> [Exercise description]:
Every line of the material below must be repeated exactly.

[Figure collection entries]
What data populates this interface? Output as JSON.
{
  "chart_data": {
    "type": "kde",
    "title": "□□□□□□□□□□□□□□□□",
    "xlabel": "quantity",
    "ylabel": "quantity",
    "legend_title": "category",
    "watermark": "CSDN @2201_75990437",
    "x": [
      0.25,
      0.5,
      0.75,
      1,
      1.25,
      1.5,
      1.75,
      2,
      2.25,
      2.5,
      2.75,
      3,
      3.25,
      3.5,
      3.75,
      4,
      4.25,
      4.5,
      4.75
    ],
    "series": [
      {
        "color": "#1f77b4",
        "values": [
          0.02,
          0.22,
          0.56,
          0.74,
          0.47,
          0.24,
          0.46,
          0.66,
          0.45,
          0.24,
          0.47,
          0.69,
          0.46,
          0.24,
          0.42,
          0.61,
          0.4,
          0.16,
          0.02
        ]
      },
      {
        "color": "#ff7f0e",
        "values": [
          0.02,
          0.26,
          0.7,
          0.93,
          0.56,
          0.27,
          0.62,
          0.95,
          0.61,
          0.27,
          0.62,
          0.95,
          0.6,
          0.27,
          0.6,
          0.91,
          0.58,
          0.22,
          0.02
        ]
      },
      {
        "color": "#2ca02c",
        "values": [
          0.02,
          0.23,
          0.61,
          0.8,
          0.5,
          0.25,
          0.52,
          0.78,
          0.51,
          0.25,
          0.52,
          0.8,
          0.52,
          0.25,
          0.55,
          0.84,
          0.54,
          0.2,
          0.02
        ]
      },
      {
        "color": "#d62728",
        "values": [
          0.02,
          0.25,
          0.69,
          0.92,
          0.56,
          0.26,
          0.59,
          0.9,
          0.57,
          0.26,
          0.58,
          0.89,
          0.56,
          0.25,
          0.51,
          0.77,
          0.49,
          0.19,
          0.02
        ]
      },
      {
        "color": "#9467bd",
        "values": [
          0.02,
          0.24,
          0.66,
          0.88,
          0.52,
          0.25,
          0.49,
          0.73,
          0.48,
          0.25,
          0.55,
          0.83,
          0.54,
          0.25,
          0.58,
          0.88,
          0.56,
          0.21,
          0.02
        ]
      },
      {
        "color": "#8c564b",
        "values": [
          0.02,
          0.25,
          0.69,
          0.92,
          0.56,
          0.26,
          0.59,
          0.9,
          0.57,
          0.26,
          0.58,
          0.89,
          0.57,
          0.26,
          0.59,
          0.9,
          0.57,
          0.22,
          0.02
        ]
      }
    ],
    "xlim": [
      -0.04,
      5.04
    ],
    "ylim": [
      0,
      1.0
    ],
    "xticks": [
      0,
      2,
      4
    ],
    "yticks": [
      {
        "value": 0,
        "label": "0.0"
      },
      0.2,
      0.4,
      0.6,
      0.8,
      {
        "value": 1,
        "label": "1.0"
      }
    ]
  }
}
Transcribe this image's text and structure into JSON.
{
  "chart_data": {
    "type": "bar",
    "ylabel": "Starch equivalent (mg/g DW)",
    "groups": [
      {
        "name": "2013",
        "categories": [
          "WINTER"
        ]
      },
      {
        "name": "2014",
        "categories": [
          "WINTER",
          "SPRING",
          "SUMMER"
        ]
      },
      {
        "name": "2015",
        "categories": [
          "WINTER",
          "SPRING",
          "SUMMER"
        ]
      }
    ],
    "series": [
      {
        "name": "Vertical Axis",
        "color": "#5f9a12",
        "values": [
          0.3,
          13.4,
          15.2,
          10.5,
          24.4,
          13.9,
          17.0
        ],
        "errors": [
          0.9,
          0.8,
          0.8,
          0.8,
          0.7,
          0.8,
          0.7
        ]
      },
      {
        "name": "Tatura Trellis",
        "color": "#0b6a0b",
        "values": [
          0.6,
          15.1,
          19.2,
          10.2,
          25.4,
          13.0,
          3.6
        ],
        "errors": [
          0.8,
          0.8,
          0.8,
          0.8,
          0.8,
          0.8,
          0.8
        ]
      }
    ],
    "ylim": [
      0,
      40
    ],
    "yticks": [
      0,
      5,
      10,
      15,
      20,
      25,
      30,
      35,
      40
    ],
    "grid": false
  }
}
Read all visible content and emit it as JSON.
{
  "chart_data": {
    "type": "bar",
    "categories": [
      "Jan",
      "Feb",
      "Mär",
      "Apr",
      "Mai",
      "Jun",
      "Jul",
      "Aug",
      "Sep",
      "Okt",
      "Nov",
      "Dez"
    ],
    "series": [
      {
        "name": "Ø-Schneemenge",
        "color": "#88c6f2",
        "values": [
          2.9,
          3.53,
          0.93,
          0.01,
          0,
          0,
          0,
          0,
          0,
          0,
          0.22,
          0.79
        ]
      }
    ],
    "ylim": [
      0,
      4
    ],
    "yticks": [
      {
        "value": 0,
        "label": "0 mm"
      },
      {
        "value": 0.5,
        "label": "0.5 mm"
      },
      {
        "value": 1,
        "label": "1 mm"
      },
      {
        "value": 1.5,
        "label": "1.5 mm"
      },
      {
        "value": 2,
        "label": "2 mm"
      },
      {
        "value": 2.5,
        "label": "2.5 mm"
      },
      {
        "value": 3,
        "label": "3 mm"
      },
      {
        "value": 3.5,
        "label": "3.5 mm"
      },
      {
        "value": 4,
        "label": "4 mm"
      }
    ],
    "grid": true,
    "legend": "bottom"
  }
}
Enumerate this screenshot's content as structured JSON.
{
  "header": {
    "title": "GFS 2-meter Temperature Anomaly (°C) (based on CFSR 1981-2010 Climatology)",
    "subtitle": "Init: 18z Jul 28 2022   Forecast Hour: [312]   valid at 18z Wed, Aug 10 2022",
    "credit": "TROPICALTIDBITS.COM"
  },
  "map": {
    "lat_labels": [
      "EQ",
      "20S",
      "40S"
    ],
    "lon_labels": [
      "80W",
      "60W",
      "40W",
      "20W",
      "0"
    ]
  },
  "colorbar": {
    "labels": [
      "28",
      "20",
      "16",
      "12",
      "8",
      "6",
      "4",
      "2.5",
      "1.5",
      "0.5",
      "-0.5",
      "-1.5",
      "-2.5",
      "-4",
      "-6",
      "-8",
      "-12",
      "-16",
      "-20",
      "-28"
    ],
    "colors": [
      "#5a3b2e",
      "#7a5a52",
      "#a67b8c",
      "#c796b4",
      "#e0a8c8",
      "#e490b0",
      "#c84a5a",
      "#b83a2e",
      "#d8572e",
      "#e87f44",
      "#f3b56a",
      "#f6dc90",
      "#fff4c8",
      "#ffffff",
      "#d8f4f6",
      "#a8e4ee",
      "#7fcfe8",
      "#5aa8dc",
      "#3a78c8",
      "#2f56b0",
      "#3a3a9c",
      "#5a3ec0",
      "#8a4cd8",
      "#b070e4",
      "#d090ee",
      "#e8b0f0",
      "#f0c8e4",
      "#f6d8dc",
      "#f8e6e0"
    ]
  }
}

> [Response to this task]:
What data populates this interface? Output as JSON.
{
  "chart_data": {
    "type": "kde",
    "title": "□□□□□□□□□□□□□□□□",
    "xlabel": "quantity",
    "ylabel": "quantity",
    "legend_title": "category",
    "watermark": "CSDN @2201_75990437",
    "x": [
      0.25,
      0.5,
      0.75,
      1,
      1.25,
      1.5,
      1.75,
      2,
      2.25,
      2.5,
      2.75,
      3,
      3.25,
      3.5,
      3.75,
      4,
      4.25,
      4.5,
      4.75
    ],
    "series": [
      {
        "color": "#1f77b4",
        "values": [
          0.02,
          0.22,
          0.56,
          0.74,
          0.47,
          0.24,
          0.46,
          0.66,
          0.45,
          0.24,
          0.47,
          0.69,
          0.46,
          0.24,
          0.42,
          0.61,
          0.4,
          0.16,
          0.02
        ]
      },
      {
        "color": "#ff7f0e",
        "values": [
          0.02,
          0.26,
          0.7,
          0.93,
          0.56,
          0.27,
          0.62,
          0.95,
          0.61,
          0.27,
          0.62,
          0.95,
          0.6,
          0.27,
          0.6,
          0.91,
          0.58,
          0.22,
          0.02
        ]
      },
      {
        "color": "#2ca02c",
        "values": [
          0.02,
          0.23,
          0.61,
          0.8,
          0.5,
          0.25,
          0.52,
          0.78,
          0.51,
          0.25,
          0.52,
          0.8,
          0.52,
          0.25,
          0.55,
          0.84,
          0.54,
          0.2,
          0.02
        ]
      },
      {
        "color": "#d62728",
        "values": [
          0.02,
          0.25,
          0.69,
          0.92,
          0.56,
          0.26,
          0.59,
          0.9,
          0.57,
          0.26,
          0.58,
          0.89,
          0.56,
          0.25,
          0.51,
          0.77,
          0.49,
          0.19,
          0.02
        ]
      },
      {
        "color": "#9467bd",
        "values": [
          0.02,
          0.24,
          0.66,
          0.88,
          0.52,
          0.25,
          0.49,
          0.73,
          0.48,
          0.25,
          0.55,
          0.83,
          0.54,
          0.25,
          0.58,
          0.88,
          0.56,
          0.21,
          0.02
        ]
      },
      {
        "color": "#8c564b",
        "values": [
          0.02,
          0.25,
          0.69,
          0.92,
          0.56,
          0.26,
          0.59,
          0.9,
          0.57,
          0.26,
          0.58,
          0.89,
          0.57,
          0.26,
          0.59,
          0.9,
          0.57,
          0.22,
          0.02
        ]
      }
    ],
    "xlim": [
      -0.04,
      5.04
    ],
    "ylim": [
      0,
      1.0
    ],
    "xticks": [
      0,
      2,
      4
    ],
    "yticks": [
      {
        "value": 0,
        "label": "0.0"
      },
      0.2,
      0.4,
      0.6,
      0.8,
      {
        "value": 1,
        "label": "1.0"
      }
    ]
  }
}
Transcribe this image's text and structure into JSON.
{
  "chart_data": {
    "type": "bar",
    "ylabel": "Starch equivalent (mg/g DW)",
    "groups": [
      {
        "name": "2013",
        "categories": [
          "WINTER"
        ]
      },
      {
        "name": "2014",
        "categories": [
          "WINTER",
          "SPRING",
          "SUMMER"
        ]
      },
      {
        "name": "2015",
        "categories": [
          "WINTER",
          "SPRING",
          "SUMMER"
        ]
      }
    ],
    "series": [
      {
        "name": "Vertical Axis",
        "color": "#5f9a12",
        "values": [
          0.3,
          13.4,
          15.2,
          10.5,
          24.4,
          13.9,
          17.0
        ],
        "errors": [
          0.9,
          0.8,
          0.8,
          0.8,
          0.7,
          0.8,
          0.7
        ]
      },
      {
        "name": "Tatura Trellis",
        "color": "#0b6a0b",
        "values": [
          0.6,
          15.1,
          19.2,
          10.2,
          25.4,
          13.0,
          3.6
        ],
        "errors": [
          0.8,
          0.8,
          0.8,
          0.8,
          0.8,
          0.8,
          0.8
        ]
      }
    ],
    "ylim": [
      0,
      40
    ],
    "yticks": [
      0,
      5,
      10,
      15,
      20,
      25,
      30,
      35,
      40
    ],
    "grid": false
  }
}
Read all visible content and emit it as JSON.
{
  "chart_data": {
    "type": "bar",
    "categories": [
      "Jan",
      "Feb",
      "Mär",
      "Apr",
      "Mai",
      "Jun",
      "Jul",
      "Aug",
      "Sep",
      "Okt",
      "Nov",
      "Dez"
    ],
    "series": [
      {
        "name": "Ø-Schneemenge",
        "color": "#88c6f2",
        "values": [
          2.9,
          3.53,
          0.93,
          0.01,
          0,
          0,
          0,
          0,
          0,
          0,
          0.22,
          0.79
        ]
      }
    ],
    "ylim": [
      0,
      4
    ],
    "yticks": [
      {
        "value": 0,
        "label": "0 mm"
      },
      {
        "value": 0.5,
        "label": "0.5 mm"
      },
      {
        "value": 1,
        "label": "1 mm"
      },
      {
        "value": 1.5,
        "label": "1.5 mm"
      },
      {
        "value": 2,
        "label": "2 mm"
      },
      {
        "value": 2.5,
        "label": "2.5 mm"
      },
      {
        "value": 3,
        "label": "3 mm"
      },
      {
        "value": 3.5,
        "label": "3.5 mm"
      },
      {
        "value": 4,
        "label": "4 mm"
      }
    ],
    "grid": true,
    "legend": "bottom"
  }
}
Enumerate this screenshot's content as structured JSON.
{
  "header": {
    "title": "GFS 2-meter Temperature Anomaly (°C) (based on CFSR 1981-2010 Climatology)",
    "subtitle": "Init: 18z Jul 28 2022   Forecast Hour: [312]   valid at 18z Wed, Aug 10 2022",
    "credit": "TROPICALTIDBITS.COM"
  },
  "map": {
    "lat_labels": [
      "EQ",
      "20S",
      "40S"
    ],
    "lon_labels": [
      "80W",
      "60W",
      "40W",
      "20W",
      "0"
    ]
  },
  "colorbar": {
    "labels": [
      "28",
      "20",
      "16",
      "12",
      "8",
      "6",
      "4",
      "2.5",
      "1.5",
      "0.5",
      "-0.5",
      "-1.5",
      "-2.5",
      "-4",
      "-6",
      "-8",
      "-12",
      "-16",
      "-20",
      "-28"
    ],
    "colors": [
      "#5a3b2e",
      "#7a5a52",
      "#a67b8c",
      "#c796b4",
      "#e0a8c8",
      "#e490b0",
      "#c84a5a",
      "#b83a2e",
      "#d8572e",
      "#e87f44",
      "#f3b56a",
      "#f6dc90",
      "#fff4c8",
      "#ffffff",
      "#d8f4f6",
      "#a8e4ee",
      "#7fcfe8",
      "#5aa8dc",
      "#3a78c8",
      "#2f56b0",
      "#3a3a9c",
      "#5a3ec0",
      "#8a4cd8",
      "#b070e4",
      "#d090ee",
      "#e8b0f0",
      "#f0c8e4",
      "#f6d8dc",
      "#f8e6e0"
    ]
  }
}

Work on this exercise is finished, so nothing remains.